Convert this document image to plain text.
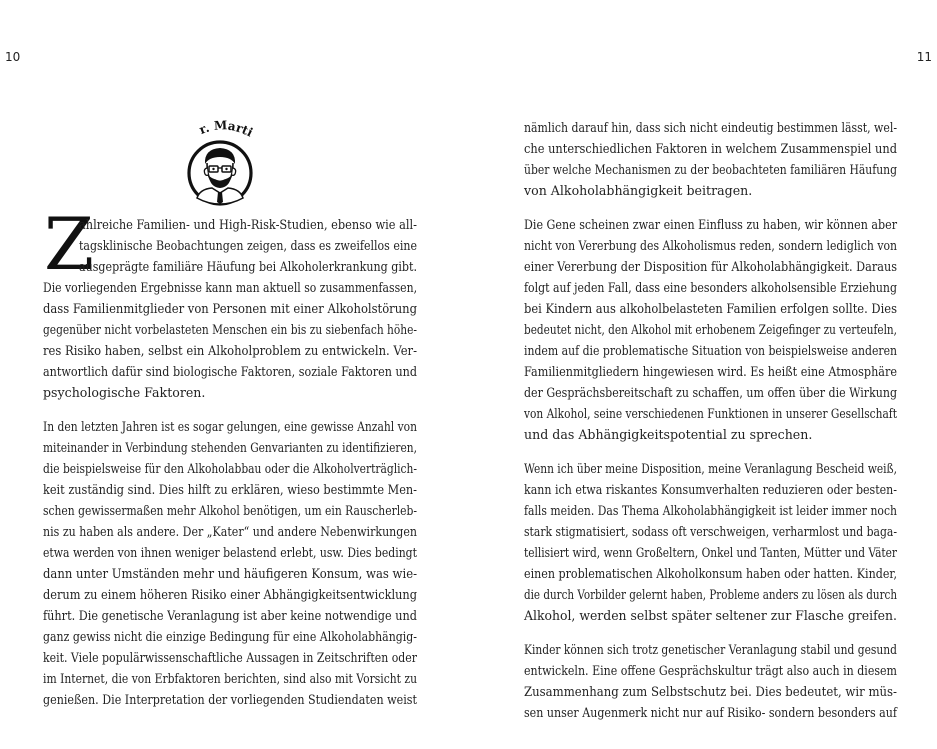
10	11
r. Marti

Z
ahlreiche Familien- und High-Risk-Studien, ebenso wie all-
tagsklinische Beobachtungen zeigen, dass es zweifellos eine
ausgeprägte familiäre Häufung bei Alkoholerkrankung gibt.
Die vorliegenden Ergebnisse kann man aktuell so zusammenfassen,
dass Familienmitglieder von Personen mit einer Alkoholstörung
gegenüber nicht vorbelasteten Menschen ein bis zu siebenfach höhe-
res Risiko haben, selbst ein Alkoholproblem zu entwickeln. Ver-
antwortlich dafür sind biologische Faktoren, soziale Faktoren und
psychologische Faktoren.

In den letzten Jahren ist es sogar gelungen, eine gewisse Anzahl von
miteinander in Verbindung stehenden Genvarianten zu identifizieren,
die beispielsweise für den Alkoholabbau oder die Alkoholverträglich-
keit zuständig sind. Dies hilft zu erklären, wieso bestimmte Men-
schen gewissermaßen mehr Alkohol benötigen, um ein Rauscherleb-
nis zu haben als andere. Der „Kater“ und andere Nebenwirkungen
etwa werden von ihnen weniger belastend erlebt, usw. Dies bedingt
dann unter Umständen mehr und häufigeren Konsum, was wie-
derum zu einem höheren Risiko einer Abhängigkeitsentwicklung
führt. Die genetische Veranlagung ist aber keine notwendige und
ganz gewiss nicht die einzige Bedingung für eine Alkoholabhängig-
keit. Viele populärwissenschaftliche Aussagen in Zeitschriften oder
im Internet, die von Erbfaktoren berichten, sind also mit Vorsicht zu
genießen. Die Interpretation der vorliegenden Studiendaten weist

nämlich darauf hin, dass sich nicht eindeutig bestimmen lässt, wel-
che unterschiedlichen Faktoren in welchem Zusammenspiel und
über welche Mechanismen zu der beobachteten familiären Häufung
von Alkoholabhängigkeit beitragen.

Die Gene scheinen zwar einen Einfluss zu haben, wir können aber
nicht von Vererbung des Alkoholismus reden, sondern lediglich von
einer Vererbung der Disposition für Alkoholabhängigkeit. Daraus
folgt auf jeden Fall, dass eine besonders alkoholsensible Erziehung
bei Kindern aus alkoholbelasteten Familien erfolgen sollte. Dies
bedeutet nicht, den Alkohol mit erhobenem Zeigefinger zu verteufeln,
indem auf die problematische Situation von beispielsweise anderen
Familienmitgliedern hingewiesen wird. Es heißt eine Atmosphäre
der Gesprächsbereitschaft zu schaffen, um offen über die Wirkung
von Alkohol, seine verschiedenen Funktionen in unserer Gesellschaft
und das Abhängigkeitspotential zu sprechen.

Wenn ich über meine Disposition, meine Veranlagung Bescheid weiß,
kann ich etwa riskantes Konsumverhalten reduzieren oder besten-
falls meiden. Das Thema Alkoholabhängigkeit ist leider immer noch
stark stigmatisiert, sodass oft verschweigen, verharmlost und baga-
tellisiert wird, wenn Großeltern, Onkel und Tanten, Mütter und Väter
einen problematischen Alkoholkonsum haben oder hatten. Kinder,
die durch Vorbilder gelernt haben, Probleme anders zu lösen als durch
Alkohol, werden selbst später seltener zur Flasche greifen.

Kinder können sich trotz genetischer Veranlagung stabil und gesund
entwickeln. Eine offene Gesprächskultur trägt also auch in diesem
Zusammenhang zum Selbstschutz bei. Dies bedeutet, wir müs-
sen unser Augenmerk nicht nur auf Risiko- sondern besonders auf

+ + + + + + +

Pictures stay out; the data above is to be returned exactly.

→ FINAL ANSWER:
Convert this document image to plain text.
10	11
r. Marti

Z
ahlreiche Familien- und High-Risk-Studien, ebenso wie all-
tagsklinische Beobachtungen zeigen, dass es zweifellos eine
ausgeprägte familiäre Häufung bei Alkoholerkrankung gibt.
Die vorliegenden Ergebnisse kann man aktuell so zusammenfassen,
dass Familienmitglieder von Personen mit einer Alkoholstörung
gegenüber nicht vorbelasteten Menschen ein bis zu siebenfach höhe-
res Risiko haben, selbst ein Alkoholproblem zu entwickeln. Ver-
antwortlich dafür sind biologische Faktoren, soziale Faktoren und
psychologische Faktoren.

In den letzten Jahren ist es sogar gelungen, eine gewisse Anzahl von
miteinander in Verbindung stehenden Genvarianten zu identifizieren,
die beispielsweise für den Alkoholabbau oder die Alkoholverträglich-
keit zuständig sind. Dies hilft zu erklären, wieso bestimmte Men-
schen gewissermaßen mehr Alkohol benötigen, um ein Rauscherleb-
nis zu haben als andere. Der „Kater“ und andere Nebenwirkungen
etwa werden von ihnen weniger belastend erlebt, usw. Dies bedingt
dann unter Umständen mehr und häufigeren Konsum, was wie-
derum zu einem höheren Risiko einer Abhängigkeitsentwicklung
führt. Die genetische Veranlagung ist aber keine notwendige und
ganz gewiss nicht die einzige Bedingung für eine Alkoholabhängig-
keit. Viele populärwissenschaftliche Aussagen in Zeitschriften oder
im Internet, die von Erbfaktoren berichten, sind also mit Vorsicht zu
genießen. Die Interpretation der vorliegenden Studiendaten weist

nämlich darauf hin, dass sich nicht eindeutig bestimmen lässt, wel-
che unterschiedlichen Faktoren in welchem Zusammenspiel und
über welche Mechanismen zu der beobachteten familiären Häufung
von Alkoholabhängigkeit beitragen.

Die Gene scheinen zwar einen Einfluss zu haben, wir können aber
nicht von Vererbung des Alkoholismus reden, sondern lediglich von
einer Vererbung der Disposition für Alkoholabhängigkeit. Daraus
folgt auf jeden Fall, dass eine besonders alkoholsensible Erziehung
bei Kindern aus alkoholbelasteten Familien erfolgen sollte. Dies
bedeutet nicht, den Alkohol mit erhobenem Zeigefinger zu verteufeln,
indem auf die problematische Situation von beispielsweise anderen
Familienmitgliedern hingewiesen wird. Es heißt eine Atmosphäre
der Gesprächsbereitschaft zu schaffen, um offen über die Wirkung
von Alkohol, seine verschiedenen Funktionen in unserer Gesellschaft
und das Abhängigkeitspotential zu sprechen.

Wenn ich über meine Disposition, meine Veranlagung Bescheid weiß,
kann ich etwa riskantes Konsumverhalten reduzieren oder besten-
falls meiden. Das Thema Alkoholabhängigkeit ist leider immer noch
stark stigmatisiert, sodass oft verschweigen, verharmlost und baga-
tellisiert wird, wenn Großeltern, Onkel und Tanten, Mütter und Väter
einen problematischen Alkoholkonsum haben oder hatten. Kinder,
die durch Vorbilder gelernt haben, Probleme anders zu lösen als durch
Alkohol, werden selbst später seltener zur Flasche greifen.

Kinder können sich trotz genetischer Veranlagung stabil und gesund
entwickeln. Eine offene Gesprächskultur trägt also auch in diesem
Zusammenhang zum Selbstschutz bei. Dies bedeutet, wir müs-
sen unser Augenmerk nicht nur auf Risiko- sondern besonders auf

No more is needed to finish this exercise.